___ DATA SUPPLIED

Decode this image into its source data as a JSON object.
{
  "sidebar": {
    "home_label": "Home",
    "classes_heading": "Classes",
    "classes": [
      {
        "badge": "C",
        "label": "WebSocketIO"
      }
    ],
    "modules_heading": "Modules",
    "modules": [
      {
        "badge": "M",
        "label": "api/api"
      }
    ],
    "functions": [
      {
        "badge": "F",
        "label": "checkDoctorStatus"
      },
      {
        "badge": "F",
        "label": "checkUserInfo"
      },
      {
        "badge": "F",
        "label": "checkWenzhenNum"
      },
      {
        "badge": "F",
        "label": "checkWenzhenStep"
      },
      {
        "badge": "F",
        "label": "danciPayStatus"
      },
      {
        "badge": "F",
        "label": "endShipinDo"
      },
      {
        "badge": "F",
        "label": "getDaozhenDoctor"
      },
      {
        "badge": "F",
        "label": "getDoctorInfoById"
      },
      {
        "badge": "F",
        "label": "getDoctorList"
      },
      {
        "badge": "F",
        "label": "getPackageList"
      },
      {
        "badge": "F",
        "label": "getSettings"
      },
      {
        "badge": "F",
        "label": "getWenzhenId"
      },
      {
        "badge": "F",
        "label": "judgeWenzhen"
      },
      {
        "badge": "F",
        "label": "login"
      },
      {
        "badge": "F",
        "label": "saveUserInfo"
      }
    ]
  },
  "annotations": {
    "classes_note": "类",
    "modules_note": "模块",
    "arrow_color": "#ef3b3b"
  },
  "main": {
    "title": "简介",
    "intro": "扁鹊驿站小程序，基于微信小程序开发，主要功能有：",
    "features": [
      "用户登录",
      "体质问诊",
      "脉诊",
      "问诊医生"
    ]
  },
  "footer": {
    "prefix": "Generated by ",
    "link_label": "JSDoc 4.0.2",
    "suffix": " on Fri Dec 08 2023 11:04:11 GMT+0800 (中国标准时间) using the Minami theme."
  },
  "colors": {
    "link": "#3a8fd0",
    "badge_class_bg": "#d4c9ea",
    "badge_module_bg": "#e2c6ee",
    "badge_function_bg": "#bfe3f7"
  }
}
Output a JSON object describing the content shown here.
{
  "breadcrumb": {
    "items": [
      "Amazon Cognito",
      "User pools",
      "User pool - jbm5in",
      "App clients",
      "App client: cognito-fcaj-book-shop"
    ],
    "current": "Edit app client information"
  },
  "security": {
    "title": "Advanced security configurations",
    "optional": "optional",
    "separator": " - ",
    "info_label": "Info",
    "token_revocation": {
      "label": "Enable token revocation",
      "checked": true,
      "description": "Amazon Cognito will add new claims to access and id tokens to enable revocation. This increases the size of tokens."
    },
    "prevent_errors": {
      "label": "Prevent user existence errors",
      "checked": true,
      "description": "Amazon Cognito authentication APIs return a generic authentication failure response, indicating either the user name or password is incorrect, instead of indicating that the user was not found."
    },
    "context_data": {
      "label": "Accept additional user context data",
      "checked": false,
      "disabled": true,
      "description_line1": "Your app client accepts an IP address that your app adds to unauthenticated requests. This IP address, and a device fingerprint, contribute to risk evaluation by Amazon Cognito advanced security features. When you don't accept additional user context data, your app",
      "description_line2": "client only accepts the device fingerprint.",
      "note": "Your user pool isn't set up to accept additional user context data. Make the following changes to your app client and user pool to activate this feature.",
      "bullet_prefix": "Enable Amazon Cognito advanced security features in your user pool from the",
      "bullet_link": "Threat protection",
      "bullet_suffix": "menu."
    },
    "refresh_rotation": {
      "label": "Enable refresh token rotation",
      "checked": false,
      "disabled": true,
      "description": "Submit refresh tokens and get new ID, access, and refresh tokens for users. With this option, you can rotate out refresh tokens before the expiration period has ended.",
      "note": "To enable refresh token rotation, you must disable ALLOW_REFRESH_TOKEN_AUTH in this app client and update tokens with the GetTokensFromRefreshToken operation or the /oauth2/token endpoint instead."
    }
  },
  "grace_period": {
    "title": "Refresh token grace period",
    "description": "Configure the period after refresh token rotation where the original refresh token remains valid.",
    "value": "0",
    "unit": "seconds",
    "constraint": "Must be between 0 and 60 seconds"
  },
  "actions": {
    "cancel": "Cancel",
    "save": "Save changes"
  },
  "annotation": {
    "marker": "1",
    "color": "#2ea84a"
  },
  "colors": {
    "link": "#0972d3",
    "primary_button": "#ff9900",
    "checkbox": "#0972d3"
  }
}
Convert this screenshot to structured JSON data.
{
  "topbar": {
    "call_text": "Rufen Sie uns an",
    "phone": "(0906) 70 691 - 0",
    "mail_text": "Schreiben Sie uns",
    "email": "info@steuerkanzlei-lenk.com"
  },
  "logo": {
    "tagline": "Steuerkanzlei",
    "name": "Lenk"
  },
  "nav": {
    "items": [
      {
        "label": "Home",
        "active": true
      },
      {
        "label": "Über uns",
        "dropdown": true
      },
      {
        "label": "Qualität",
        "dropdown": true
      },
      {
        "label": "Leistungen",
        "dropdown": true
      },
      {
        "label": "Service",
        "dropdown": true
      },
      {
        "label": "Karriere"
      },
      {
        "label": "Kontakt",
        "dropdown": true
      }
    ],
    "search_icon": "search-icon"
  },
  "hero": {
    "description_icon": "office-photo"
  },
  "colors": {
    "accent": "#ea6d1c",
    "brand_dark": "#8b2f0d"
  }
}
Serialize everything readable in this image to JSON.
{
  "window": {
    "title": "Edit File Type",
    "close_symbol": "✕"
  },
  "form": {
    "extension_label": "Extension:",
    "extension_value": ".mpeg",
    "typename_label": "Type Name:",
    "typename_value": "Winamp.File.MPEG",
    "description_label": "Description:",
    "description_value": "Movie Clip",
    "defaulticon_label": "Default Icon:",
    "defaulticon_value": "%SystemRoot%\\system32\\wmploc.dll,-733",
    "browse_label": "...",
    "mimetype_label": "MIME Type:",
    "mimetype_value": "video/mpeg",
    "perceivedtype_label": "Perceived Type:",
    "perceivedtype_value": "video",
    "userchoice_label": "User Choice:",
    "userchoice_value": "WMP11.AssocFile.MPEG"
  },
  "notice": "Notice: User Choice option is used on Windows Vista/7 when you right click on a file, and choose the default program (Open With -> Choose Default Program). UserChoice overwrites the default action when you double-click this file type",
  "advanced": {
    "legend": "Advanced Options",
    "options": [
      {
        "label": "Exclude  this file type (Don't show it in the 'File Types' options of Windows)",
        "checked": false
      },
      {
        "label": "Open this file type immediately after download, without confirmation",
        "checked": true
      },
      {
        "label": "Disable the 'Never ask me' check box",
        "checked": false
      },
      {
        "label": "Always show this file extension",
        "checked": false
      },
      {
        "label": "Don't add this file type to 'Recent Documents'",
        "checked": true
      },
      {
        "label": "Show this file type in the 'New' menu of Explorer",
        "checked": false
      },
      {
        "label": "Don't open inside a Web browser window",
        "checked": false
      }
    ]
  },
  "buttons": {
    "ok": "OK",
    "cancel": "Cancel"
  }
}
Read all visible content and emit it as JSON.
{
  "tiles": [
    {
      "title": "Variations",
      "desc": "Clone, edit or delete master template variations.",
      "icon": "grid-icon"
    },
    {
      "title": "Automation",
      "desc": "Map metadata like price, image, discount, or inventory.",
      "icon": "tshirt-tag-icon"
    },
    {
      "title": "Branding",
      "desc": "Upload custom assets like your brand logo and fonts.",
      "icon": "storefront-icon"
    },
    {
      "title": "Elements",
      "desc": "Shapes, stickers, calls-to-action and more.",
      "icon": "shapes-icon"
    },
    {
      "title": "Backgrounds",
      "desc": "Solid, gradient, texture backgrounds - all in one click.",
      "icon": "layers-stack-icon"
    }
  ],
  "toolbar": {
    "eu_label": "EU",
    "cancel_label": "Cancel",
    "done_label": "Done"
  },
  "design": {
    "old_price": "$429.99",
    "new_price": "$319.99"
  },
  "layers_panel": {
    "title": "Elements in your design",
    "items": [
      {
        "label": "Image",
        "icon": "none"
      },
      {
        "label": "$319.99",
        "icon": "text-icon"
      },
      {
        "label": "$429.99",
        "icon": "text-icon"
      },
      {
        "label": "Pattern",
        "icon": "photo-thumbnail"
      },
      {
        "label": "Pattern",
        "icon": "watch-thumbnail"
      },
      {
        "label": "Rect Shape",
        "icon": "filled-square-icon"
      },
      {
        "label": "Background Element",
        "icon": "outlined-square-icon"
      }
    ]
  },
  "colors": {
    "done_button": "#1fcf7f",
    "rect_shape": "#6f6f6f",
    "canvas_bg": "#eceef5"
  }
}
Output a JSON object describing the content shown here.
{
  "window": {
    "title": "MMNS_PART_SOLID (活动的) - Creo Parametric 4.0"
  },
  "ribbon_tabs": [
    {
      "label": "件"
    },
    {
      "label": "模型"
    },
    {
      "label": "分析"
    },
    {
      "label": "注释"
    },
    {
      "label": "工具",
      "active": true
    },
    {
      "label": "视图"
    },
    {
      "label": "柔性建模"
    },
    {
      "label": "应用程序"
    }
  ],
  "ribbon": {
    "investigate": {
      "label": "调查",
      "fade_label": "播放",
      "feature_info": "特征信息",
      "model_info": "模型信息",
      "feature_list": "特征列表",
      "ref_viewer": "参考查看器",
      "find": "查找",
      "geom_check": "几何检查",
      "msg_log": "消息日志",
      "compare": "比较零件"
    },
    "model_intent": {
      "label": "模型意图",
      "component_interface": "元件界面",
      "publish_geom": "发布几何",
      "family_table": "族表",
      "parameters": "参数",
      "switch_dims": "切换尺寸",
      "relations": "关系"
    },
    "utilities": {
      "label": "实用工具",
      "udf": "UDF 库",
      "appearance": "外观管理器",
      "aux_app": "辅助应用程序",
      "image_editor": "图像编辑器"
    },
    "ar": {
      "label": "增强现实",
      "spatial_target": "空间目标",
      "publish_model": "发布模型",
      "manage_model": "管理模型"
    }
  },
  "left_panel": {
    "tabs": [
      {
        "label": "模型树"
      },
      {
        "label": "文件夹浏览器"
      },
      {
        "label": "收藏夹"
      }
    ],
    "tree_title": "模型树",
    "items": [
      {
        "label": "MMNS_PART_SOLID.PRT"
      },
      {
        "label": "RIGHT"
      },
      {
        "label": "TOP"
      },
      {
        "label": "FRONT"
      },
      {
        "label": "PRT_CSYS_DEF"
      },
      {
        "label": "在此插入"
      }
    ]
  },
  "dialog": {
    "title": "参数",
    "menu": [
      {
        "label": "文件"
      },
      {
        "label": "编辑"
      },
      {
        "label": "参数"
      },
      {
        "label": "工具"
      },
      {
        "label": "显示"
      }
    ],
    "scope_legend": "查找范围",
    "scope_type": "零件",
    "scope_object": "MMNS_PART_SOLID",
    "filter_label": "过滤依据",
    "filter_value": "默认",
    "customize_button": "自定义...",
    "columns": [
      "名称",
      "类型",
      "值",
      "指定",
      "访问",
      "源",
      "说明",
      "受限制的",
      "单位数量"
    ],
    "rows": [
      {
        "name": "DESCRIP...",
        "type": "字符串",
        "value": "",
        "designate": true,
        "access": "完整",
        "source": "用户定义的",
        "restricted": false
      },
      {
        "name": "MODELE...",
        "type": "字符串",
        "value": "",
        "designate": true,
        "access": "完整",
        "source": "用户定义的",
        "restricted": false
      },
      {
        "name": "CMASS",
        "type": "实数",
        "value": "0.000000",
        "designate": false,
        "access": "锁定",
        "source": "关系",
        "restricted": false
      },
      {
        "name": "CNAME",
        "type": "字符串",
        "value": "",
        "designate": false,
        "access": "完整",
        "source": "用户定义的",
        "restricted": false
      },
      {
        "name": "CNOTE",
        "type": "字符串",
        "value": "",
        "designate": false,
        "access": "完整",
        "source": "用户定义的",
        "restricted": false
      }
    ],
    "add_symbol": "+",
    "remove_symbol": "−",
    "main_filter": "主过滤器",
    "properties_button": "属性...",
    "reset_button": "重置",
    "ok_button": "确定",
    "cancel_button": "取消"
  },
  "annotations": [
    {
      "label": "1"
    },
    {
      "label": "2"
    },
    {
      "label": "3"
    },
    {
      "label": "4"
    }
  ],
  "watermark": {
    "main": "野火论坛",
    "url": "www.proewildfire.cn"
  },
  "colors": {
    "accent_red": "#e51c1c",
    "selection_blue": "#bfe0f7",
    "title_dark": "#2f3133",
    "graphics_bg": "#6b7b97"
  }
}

______

__WHAT IS REQUIRED__
Return the lines of the records that include the string "Windows".

__WORKED ANSWER__
  "notice": "Notice: User Choice option is used on Windows Vista/7 when you right click on a file, and choose the default program (Open With -> Choose Default Program). UserChoice overwrites the default action when you double-click this file type",
        "label": "Exclude  this file type (Don't show it in the 'File Types' options of Windows)",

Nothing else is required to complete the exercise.